▶ _ESTRATTO DEL TESTO_:
══════════════════════════════

CULTURA

Il "flashover" de La Fenice 25 anni dopo

Il Gran Teatro La Fenice è bruciato la notte del 29 gennaio di quasi 25 anni fa. Era il 1996 e quella sera non faceva particolarmente freddo. I canali attorno a campo San Fantin erano in secca perché li stavano dragando per una ragione ordinaria, così le barche dei pompieri non riuscirono ad avvicinarsi a sufficienza, quando fu il momento di intervenire.

Il flashover, quella fase dell’incendio che brucia tutto, non durò molto e tra le otto e tre quarti e le nove e mezza della sera il destino del teatro si compì per la seconda volta (un primo incendio lo aveva distrutto parzialmente nel dicembre del 1836, ma, come si dice, “la fenice risorge dalle sue ceneri”). Da lì fu storia: politica, amministrazione, il processo certo, ma soprattutto decidere il futuro.

Non è di questo che racconta Giorgio Falco nel suo nuovo libro, Flashover. Incendio a Venezia, uscito per Einaudi, con le fotografie di Sabrina Ragucci. Falco scava nel materiale umano che fisicamente ha messo in opera la tragedia e lo osserva da una distanza contemporaneamente millimetrica e siderale.

══════════════════════════════

▶ _DATI FORNITI_:
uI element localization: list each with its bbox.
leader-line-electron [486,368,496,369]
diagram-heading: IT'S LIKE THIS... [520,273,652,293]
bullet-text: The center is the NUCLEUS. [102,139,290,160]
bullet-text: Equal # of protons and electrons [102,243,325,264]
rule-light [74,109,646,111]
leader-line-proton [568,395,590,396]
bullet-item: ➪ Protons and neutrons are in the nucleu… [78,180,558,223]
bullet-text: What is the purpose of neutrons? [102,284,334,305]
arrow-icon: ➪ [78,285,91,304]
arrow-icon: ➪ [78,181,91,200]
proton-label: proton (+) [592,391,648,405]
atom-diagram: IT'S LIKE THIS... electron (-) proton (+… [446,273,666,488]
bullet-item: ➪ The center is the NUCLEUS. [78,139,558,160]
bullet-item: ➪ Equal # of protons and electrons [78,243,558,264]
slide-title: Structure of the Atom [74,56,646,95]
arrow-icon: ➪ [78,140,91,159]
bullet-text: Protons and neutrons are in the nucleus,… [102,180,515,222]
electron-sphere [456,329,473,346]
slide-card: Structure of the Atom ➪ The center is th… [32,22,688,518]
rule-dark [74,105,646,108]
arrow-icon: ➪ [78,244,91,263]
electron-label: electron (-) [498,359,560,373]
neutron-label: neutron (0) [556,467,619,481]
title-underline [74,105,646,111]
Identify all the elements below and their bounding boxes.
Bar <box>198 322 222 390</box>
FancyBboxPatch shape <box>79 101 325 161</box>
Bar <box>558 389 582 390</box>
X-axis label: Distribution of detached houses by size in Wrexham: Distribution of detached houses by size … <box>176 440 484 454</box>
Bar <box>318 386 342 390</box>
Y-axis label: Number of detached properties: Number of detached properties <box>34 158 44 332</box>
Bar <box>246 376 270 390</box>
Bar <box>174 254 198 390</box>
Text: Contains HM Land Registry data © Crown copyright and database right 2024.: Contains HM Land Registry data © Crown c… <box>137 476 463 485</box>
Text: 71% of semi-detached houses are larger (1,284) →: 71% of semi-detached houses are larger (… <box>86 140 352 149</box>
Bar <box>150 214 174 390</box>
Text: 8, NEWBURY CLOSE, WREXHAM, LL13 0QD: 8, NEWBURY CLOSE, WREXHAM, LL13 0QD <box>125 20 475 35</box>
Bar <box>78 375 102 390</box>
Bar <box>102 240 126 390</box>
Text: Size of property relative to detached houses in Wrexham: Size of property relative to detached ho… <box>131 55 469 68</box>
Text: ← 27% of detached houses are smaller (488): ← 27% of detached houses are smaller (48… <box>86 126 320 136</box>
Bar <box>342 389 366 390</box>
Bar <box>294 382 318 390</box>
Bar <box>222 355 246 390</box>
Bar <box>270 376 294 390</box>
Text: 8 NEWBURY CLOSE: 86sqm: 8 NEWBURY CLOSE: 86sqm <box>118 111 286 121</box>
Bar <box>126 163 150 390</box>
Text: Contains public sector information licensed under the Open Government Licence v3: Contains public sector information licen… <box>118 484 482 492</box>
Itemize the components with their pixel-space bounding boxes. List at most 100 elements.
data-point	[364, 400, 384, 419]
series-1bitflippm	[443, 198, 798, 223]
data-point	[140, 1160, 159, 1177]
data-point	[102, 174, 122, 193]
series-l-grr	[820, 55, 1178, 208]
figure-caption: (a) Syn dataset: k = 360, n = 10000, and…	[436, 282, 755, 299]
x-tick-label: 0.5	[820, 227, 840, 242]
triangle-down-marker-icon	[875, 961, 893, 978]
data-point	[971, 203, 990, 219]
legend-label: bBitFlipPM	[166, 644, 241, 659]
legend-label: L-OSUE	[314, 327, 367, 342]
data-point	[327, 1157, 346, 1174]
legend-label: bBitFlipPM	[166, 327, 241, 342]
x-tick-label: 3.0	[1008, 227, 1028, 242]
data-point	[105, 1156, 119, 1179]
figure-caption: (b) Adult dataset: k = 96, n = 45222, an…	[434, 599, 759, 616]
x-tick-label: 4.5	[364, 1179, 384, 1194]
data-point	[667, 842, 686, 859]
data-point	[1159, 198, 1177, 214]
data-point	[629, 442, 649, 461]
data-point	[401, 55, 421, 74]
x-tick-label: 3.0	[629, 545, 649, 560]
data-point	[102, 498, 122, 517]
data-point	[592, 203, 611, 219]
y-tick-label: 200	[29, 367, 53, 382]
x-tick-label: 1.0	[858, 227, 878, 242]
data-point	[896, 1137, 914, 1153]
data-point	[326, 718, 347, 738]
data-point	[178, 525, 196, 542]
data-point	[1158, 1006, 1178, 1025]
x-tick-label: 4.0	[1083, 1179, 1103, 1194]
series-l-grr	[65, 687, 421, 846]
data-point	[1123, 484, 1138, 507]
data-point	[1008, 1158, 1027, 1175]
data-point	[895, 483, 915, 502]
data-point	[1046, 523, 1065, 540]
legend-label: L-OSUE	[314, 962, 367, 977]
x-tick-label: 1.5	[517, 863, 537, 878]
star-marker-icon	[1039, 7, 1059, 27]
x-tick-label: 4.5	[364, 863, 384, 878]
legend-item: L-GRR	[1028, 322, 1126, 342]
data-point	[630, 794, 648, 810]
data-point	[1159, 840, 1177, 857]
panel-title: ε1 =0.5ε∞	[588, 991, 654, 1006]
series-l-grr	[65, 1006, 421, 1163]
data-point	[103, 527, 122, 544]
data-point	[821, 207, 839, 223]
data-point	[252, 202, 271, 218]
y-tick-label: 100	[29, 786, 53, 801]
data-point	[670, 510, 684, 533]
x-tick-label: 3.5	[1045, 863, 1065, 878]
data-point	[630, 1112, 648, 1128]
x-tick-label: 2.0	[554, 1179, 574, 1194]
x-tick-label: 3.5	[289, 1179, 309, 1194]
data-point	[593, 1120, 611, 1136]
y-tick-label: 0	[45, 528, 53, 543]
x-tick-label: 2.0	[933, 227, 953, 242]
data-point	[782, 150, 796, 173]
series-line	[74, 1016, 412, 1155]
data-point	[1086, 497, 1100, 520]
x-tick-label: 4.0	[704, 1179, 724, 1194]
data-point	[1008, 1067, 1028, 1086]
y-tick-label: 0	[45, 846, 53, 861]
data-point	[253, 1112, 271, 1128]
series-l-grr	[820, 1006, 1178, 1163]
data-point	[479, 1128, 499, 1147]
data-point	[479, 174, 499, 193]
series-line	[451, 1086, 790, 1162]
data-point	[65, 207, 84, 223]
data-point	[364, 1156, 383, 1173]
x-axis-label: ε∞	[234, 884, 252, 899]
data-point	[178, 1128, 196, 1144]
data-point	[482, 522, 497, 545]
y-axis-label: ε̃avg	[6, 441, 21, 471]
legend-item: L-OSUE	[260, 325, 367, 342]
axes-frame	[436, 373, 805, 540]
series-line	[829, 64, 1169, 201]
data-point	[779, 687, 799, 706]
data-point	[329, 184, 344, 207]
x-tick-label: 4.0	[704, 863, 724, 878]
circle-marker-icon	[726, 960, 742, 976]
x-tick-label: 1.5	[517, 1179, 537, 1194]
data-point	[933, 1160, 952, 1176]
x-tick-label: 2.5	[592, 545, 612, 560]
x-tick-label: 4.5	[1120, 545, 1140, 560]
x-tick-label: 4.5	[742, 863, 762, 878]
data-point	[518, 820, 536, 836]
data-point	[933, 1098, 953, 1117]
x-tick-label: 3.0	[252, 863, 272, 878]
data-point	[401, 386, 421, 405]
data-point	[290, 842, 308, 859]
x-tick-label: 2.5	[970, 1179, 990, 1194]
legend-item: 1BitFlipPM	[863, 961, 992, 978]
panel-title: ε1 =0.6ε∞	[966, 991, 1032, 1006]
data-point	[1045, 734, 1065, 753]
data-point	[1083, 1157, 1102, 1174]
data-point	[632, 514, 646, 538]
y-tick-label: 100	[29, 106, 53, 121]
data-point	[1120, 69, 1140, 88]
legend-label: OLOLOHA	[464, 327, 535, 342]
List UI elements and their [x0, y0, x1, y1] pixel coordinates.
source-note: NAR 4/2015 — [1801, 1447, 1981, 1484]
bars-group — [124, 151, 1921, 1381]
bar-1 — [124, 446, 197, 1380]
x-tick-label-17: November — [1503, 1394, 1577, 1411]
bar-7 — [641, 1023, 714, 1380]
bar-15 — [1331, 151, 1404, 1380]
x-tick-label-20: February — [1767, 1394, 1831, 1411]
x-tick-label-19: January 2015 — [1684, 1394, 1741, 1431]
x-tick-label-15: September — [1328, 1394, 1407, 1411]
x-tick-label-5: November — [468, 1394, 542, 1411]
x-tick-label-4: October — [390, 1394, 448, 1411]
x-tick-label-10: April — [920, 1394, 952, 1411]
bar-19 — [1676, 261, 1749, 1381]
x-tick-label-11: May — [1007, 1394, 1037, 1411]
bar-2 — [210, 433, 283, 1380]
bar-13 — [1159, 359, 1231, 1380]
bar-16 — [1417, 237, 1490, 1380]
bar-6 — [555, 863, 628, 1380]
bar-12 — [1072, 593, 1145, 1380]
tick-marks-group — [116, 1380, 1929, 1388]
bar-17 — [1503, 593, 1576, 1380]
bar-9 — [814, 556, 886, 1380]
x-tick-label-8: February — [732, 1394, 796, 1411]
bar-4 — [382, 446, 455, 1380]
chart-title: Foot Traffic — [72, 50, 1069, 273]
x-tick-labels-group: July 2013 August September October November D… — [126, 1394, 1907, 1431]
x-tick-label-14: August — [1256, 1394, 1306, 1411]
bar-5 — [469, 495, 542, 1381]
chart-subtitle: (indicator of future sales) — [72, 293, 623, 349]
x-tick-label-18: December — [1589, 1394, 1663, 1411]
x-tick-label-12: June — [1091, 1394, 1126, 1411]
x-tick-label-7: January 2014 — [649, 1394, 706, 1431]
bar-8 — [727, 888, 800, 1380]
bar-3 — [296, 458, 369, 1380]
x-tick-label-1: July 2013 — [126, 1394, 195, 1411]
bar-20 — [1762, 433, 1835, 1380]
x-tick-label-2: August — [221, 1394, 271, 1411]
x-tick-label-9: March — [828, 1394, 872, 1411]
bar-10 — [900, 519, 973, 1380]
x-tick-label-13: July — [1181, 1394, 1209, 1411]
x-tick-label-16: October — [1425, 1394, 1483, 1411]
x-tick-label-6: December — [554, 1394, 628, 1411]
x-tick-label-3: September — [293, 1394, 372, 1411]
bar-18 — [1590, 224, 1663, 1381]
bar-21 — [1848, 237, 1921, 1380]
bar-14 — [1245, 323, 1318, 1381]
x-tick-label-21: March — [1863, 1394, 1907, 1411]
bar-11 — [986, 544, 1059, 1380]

══════════════════════════════

▶ _COMPITO BREVE_:
Restituisci senza modifiche il passo dell'articolo sull'incendio della Fenice che comincia con "Il flashover, quella" e termina con "millimetrica e siderale.". L'elenco proviene da una fonte diversa.

▶ _RISPOSTA COMPLETA_:
Il flashover, quella fase dell’incendio che brucia tutto, non durò molto e tra le otto e tre quarti e le nove e mezza della sera il destino del teatro si compì per la seconda volta (un primo incendio lo aveva distrutto parzialmente nel dicembre del 1836, ma, come si dice, “la fenice risorge dalle sue ceneri”). Da lì fu storia: politica, amministrazione, il processo certo, ma soprattutto decidere il futuro.

Non è di questo che racconta Giorgio Falco nel suo nuovo libro, Flashover. Incendio a Venezia, uscito per Einaudi, con le fotografie di Sabrina Ragucci. Falco scava nel materiale umano che fisicamente ha messo in opera la tragedia e lo osserva da una distanza contemporaneamente millimetrica e siderale.